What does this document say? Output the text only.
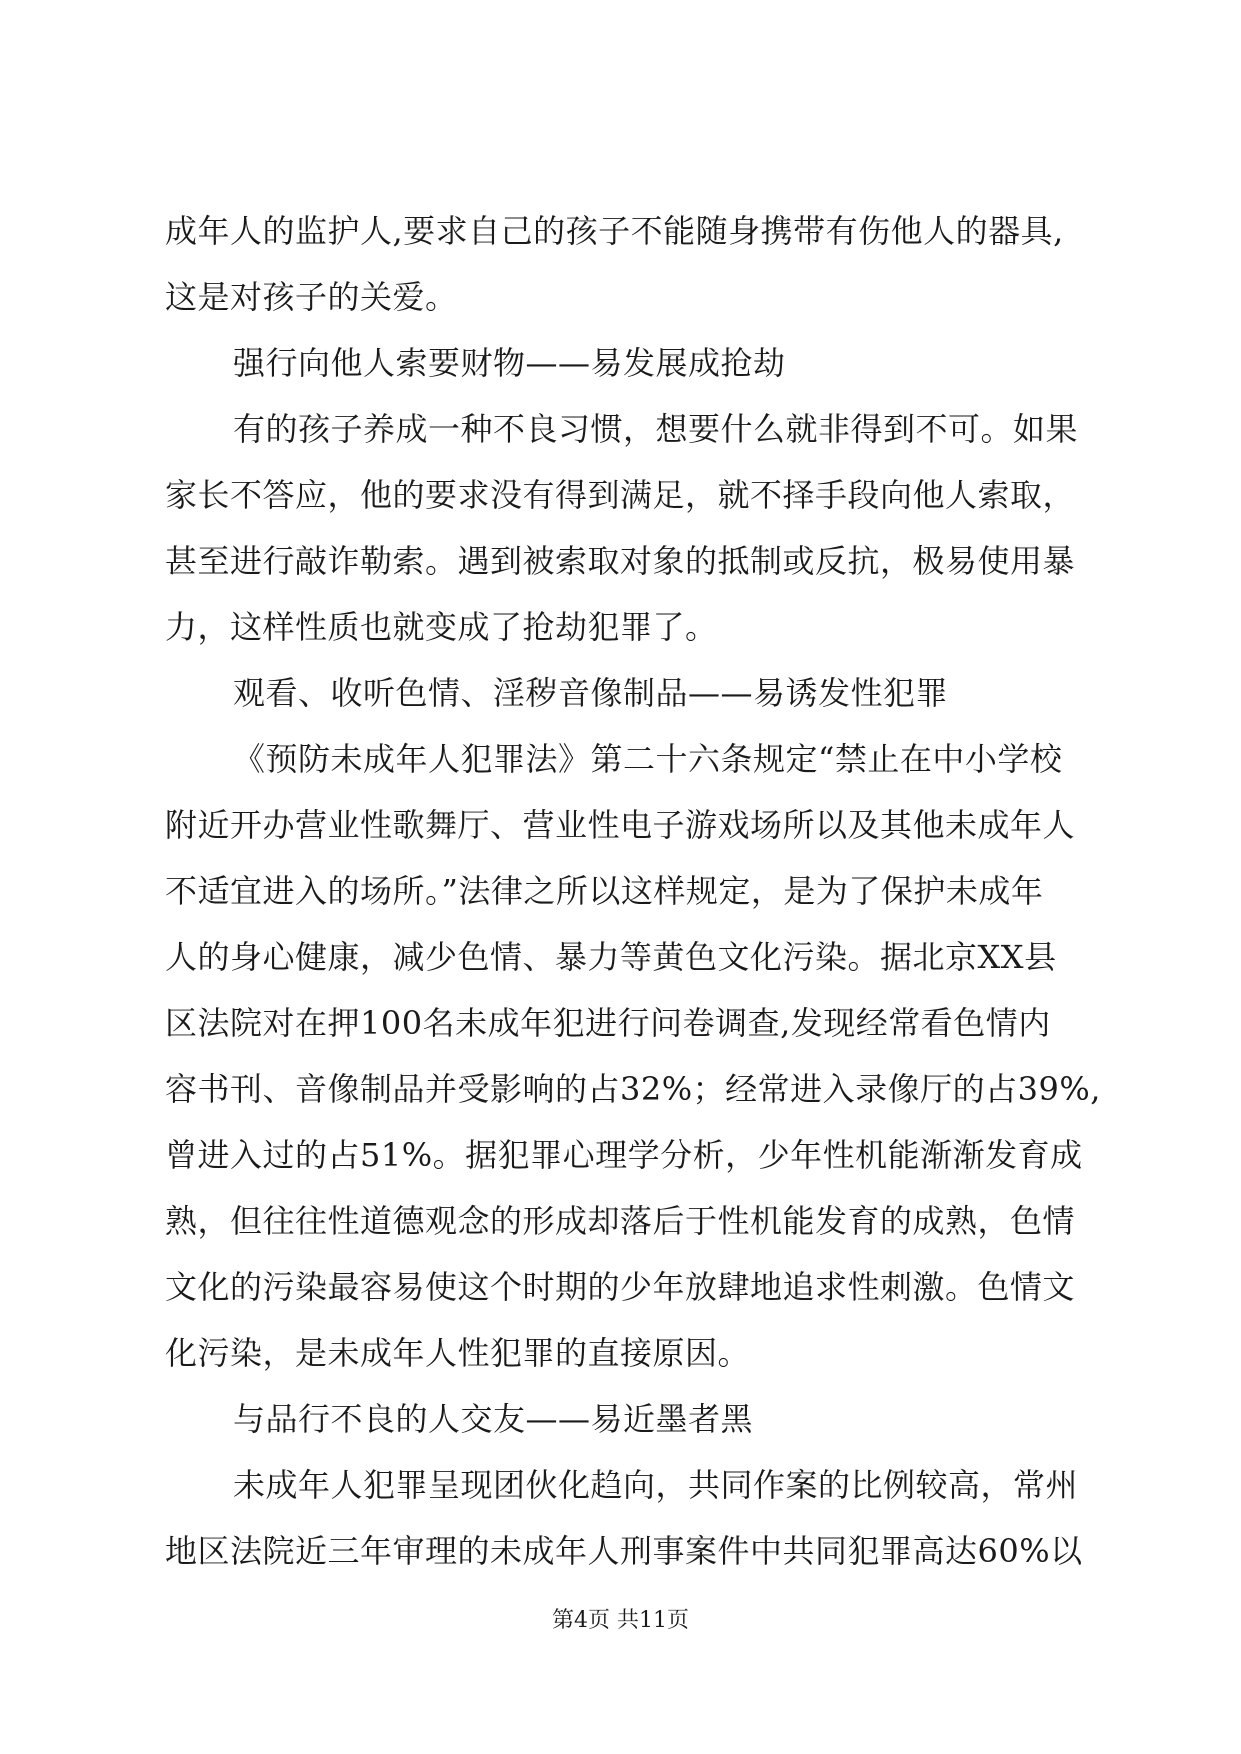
成年人的监护人,要求自己的孩子不能随身携带有伤他人的器具,
这是对孩子的关爱。
强行向他人索要财物——易发展成抢劫
有的孩子养成一种不良习惯，想要什么就非得到不可。如果
家长不答应，他的要求没有得到满足，就不择手段向他人索取，
甚至进行敲诈勒索。遇到被索取对象的抵制或反抗，极易使用暴
力，这样性质也就变成了抢劫犯罪了。
观看、收听色情、淫秽音像制品——易诱发性犯罪
《预防未成年人犯罪法》第二十六条规定“禁止在中小学校
附近开办营业性歌舞厅、营业性电子游戏场所以及其他未成年人
不适宜进入的场所。”法律之所以这样规定，是为了保护未成年
人的身心健康，减少色情、暴力等黄色文化污染。据北京XX县
区法院对在押100名未成年犯进行问卷调查,发现经常看色情内
容书刊、音像制品并受影响的占32%；经常进入录像厅的占39%,
曾进入过的占51%。据犯罪心理学分析，少年性机能渐渐发育成
熟，但往往性道德观念的形成却落后于性机能发育的成熟，色情
文化的污染最容易使这个时期的少年放肆地追求性刺激。色情文
化污染，是未成年人性犯罪的直接原因。
与品行不良的人交友——易近墨者黑
未成年人犯罪呈现团伙化趋向，共同作案的比例较高，常州
地区法院近三年审理的未成年人刑事案件中共同犯罪高达60%以
第4页 共11页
^^^^^^^^
- _What is being asked_:
Reproduce the data verbatim. Do not carry any picture into the copy.

- _The answer_:
What does this document say? Output the text only.
成年人的监护人,要求自己的孩子不能随身携带有伤他人的器具,
这是对孩子的关爱。
强行向他人索要财物——易发展成抢劫
有的孩子养成一种不良习惯，想要什么就非得到不可。如果
家长不答应，他的要求没有得到满足，就不择手段向他人索取，
甚至进行敲诈勒索。遇到被索取对象的抵制或反抗，极易使用暴
力，这样性质也就变成了抢劫犯罪了。
观看、收听色情、淫秽音像制品——易诱发性犯罪
《预防未成年人犯罪法》第二十六条规定“禁止在中小学校
附近开办营业性歌舞厅、营业性电子游戏场所以及其他未成年人
不适宜进入的场所。”法律之所以这样规定，是为了保护未成年
人的身心健康，减少色情、暴力等黄色文化污染。据北京XX县
区法院对在押100名未成年犯进行问卷调查,发现经常看色情内
容书刊、音像制品并受影响的占32%；经常进入录像厅的占39%,
曾进入过的占51%。据犯罪心理学分析，少年性机能渐渐发育成
熟，但往往性道德观念的形成却落后于性机能发育的成熟，色情
文化的污染最容易使这个时期的少年放肆地追求性刺激。色情文
化污染，是未成年人性犯罪的直接原因。
与品行不良的人交友——易近墨者黑
未成年人犯罪呈现团伙化趋向，共同作案的比例较高，常州
地区法院近三年审理的未成年人刑事案件中共同犯罪高达60%以
第4页 共11页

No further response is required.